■ Listed entries ■

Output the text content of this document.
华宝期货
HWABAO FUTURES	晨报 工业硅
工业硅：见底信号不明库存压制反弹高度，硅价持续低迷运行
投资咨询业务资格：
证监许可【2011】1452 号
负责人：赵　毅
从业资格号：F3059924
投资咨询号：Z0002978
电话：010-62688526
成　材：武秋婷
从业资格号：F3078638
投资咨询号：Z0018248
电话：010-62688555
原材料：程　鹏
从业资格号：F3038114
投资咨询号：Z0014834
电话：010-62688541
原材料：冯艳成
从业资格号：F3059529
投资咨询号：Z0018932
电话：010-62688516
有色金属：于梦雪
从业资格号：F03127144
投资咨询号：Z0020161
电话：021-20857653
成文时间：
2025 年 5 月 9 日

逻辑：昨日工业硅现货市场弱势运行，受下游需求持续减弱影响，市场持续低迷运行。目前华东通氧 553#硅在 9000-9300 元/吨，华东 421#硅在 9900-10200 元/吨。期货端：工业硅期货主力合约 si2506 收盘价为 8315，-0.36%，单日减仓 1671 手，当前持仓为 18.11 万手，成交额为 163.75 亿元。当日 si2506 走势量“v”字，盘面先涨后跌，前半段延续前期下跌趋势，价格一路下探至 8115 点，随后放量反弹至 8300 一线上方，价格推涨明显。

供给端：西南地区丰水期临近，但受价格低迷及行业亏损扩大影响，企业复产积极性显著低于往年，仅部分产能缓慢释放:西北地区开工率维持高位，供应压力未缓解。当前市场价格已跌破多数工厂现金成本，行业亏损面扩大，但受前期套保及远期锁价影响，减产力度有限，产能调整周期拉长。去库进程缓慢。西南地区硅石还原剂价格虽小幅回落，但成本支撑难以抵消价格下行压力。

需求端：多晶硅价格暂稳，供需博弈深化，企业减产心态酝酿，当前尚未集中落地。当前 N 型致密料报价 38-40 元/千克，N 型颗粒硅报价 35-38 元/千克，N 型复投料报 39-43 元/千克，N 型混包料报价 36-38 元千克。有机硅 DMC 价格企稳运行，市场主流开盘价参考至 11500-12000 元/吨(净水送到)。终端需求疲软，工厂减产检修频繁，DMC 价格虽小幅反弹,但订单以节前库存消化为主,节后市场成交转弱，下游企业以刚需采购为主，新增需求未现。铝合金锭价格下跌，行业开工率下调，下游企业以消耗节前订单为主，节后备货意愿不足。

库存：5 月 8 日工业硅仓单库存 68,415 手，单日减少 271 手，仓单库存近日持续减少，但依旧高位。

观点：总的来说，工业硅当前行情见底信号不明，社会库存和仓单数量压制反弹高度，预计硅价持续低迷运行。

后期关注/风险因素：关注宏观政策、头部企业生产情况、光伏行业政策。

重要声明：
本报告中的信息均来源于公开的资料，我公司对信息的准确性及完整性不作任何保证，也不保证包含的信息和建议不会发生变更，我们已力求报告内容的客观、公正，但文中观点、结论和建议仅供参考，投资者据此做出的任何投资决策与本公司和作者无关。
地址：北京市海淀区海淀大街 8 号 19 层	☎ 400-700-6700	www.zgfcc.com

■ Exercise task ■
All of the entries need to be reproduced exactly; please write them out.

■ Task solution ■
Output the text content of this document.
华宝期货
HWABAO FUTURES	晨报 工业硅
工业硅：见底信号不明库存压制反弹高度，硅价持续低迷运行
投资咨询业务资格：
证监许可【2011】1452 号
负责人：赵　毅
从业资格号：F3059924
投资咨询号：Z0002978
电话：010-62688526
成　材：武秋婷
从业资格号：F3078638
投资咨询号：Z0018248
电话：010-62688555
原材料：程　鹏
从业资格号：F3038114
投资咨询号：Z0014834
电话：010-62688541
原材料：冯艳成
从业资格号：F3059529
投资咨询号：Z0018932
电话：010-62688516
有色金属：于梦雪
从业资格号：F03127144
投资咨询号：Z0020161
电话：021-20857653
成文时间：
2025 年 5 月 9 日

逻辑：昨日工业硅现货市场弱势运行，受下游需求持续减弱影响，市场持续低迷运行。目前华东通氧 553#硅在 9000-9300 元/吨，华东 421#硅在 9900-10200 元/吨。期货端：工业硅期货主力合约 si2506 收盘价为 8315，-0.36%，单日减仓 1671 手，当前持仓为 18.11 万手，成交额为 163.75 亿元。当日 si2506 走势量“v”字，盘面先涨后跌，前半段延续前期下跌趋势，价格一路下探至 8115 点，随后放量反弹至 8300 一线上方，价格推涨明显。

供给端：西南地区丰水期临近，但受价格低迷及行业亏损扩大影响，企业复产积极性显著低于往年，仅部分产能缓慢释放:西北地区开工率维持高位，供应压力未缓解。当前市场价格已跌破多数工厂现金成本，行业亏损面扩大，但受前期套保及远期锁价影响，减产力度有限，产能调整周期拉长。去库进程缓慢。西南地区硅石还原剂价格虽小幅回落，但成本支撑难以抵消价格下行压力。

需求端：多晶硅价格暂稳，供需博弈深化，企业减产心态酝酿，当前尚未集中落地。当前 N 型致密料报价 38-40 元/千克，N 型颗粒硅报价 35-38 元/千克，N 型复投料报 39-43 元/千克，N 型混包料报价 36-38 元千克。有机硅 DMC 价格企稳运行，市场主流开盘价参考至 11500-12000 元/吨(净水送到)。终端需求疲软，工厂减产检修频繁，DMC 价格虽小幅反弹,但订单以节前库存消化为主,节后市场成交转弱，下游企业以刚需采购为主，新增需求未现。铝合金锭价格下跌，行业开工率下调，下游企业以消耗节前订单为主，节后备货意愿不足。

库存：5 月 8 日工业硅仓单库存 68,415 手，单日减少 271 手，仓单库存近日持续减少，但依旧高位。

观点：总的来说，工业硅当前行情见底信号不明，社会库存和仓单数量压制反弹高度，预计硅价持续低迷运行。

后期关注/风险因素：关注宏观政策、头部企业生产情况、光伏行业政策。

重要声明：
本报告中的信息均来源于公开的资料，我公司对信息的准确性及完整性不作任何保证，也不保证包含的信息和建议不会发生变更，我们已力求报告内容的客观、公正，但文中观点、结论和建议仅供参考，投资者据此做出的任何投资决策与本公司和作者无关。
地址：北京市海淀区海淀大街 8 号 19 层	☎ 400-700-6700	www.zgfcc.com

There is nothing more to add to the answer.